# Provided data start

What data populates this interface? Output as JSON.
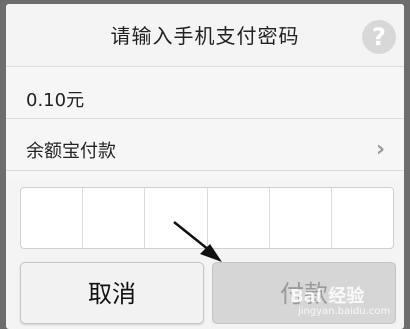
{
  "dialog": {
    "title": "请输入手机支付密码",
    "help_icon": "question-mark-icon",
    "amount": "0.10元",
    "payment_method": "余额宝付款",
    "chevron_icon": "chevron-right-icon",
    "pin_cells": 6,
    "cancel_label": "取消",
    "pay_label": "付款"
  },
  "watermark": {
    "logo": "Bai 经验",
    "url": "jingyan.baidu.com"
  },
  "colors": {
    "overlay": "#6d6d6d",
    "dialog_bg": "#f4f4f4",
    "pay_disabled": "#d6d6d6"
  }
}
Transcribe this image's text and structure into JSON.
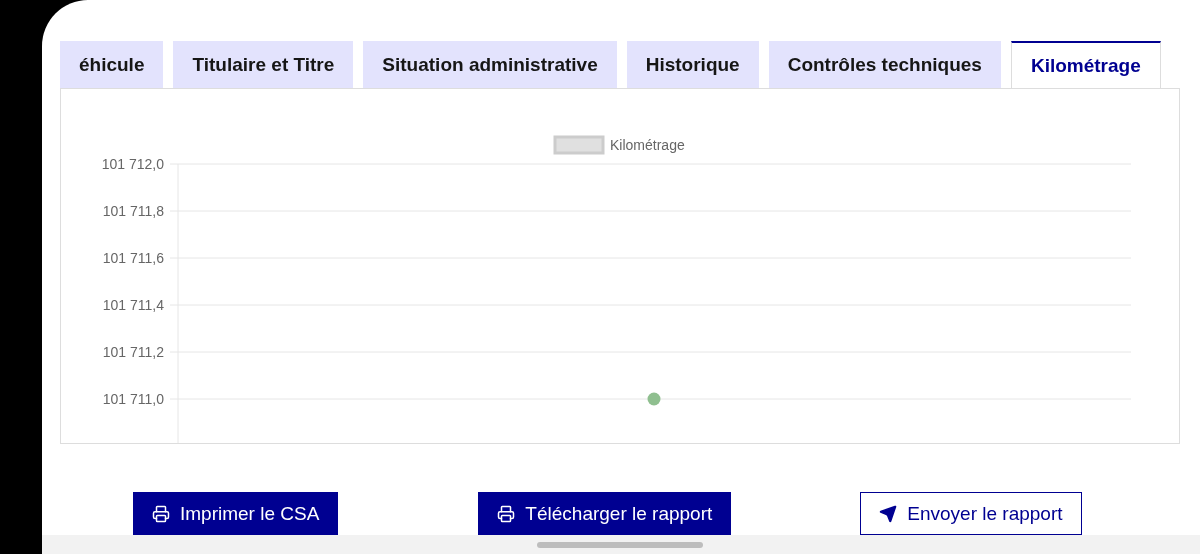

# Provided data end

Work to complete:
In your copy, leave out the pictures and reproduce the material above exactly.

Written answer:
What data populates this interface? Output as JSON.
{
  "dialog": {
    "title": "请输入手机支付密码",
    "help_icon": "question-mark-icon",
    "amount": "0.10元",
    "payment_method": "余额宝付款",
    "chevron_icon": "chevron-right-icon",
    "pin_cells": 6,
    "cancel_label": "取消",
    "pay_label": "付款"
  },
  "watermark": {
    "logo": "Bai 经验",
    "url": "jingyan.baidu.com"
  },
  "colors": {
    "overlay": "#6d6d6d",
    "dialog_bg": "#f4f4f4",
    "pay_disabled": "#d6d6d6"
  }
}
Transcribe this image's text and structure into JSON.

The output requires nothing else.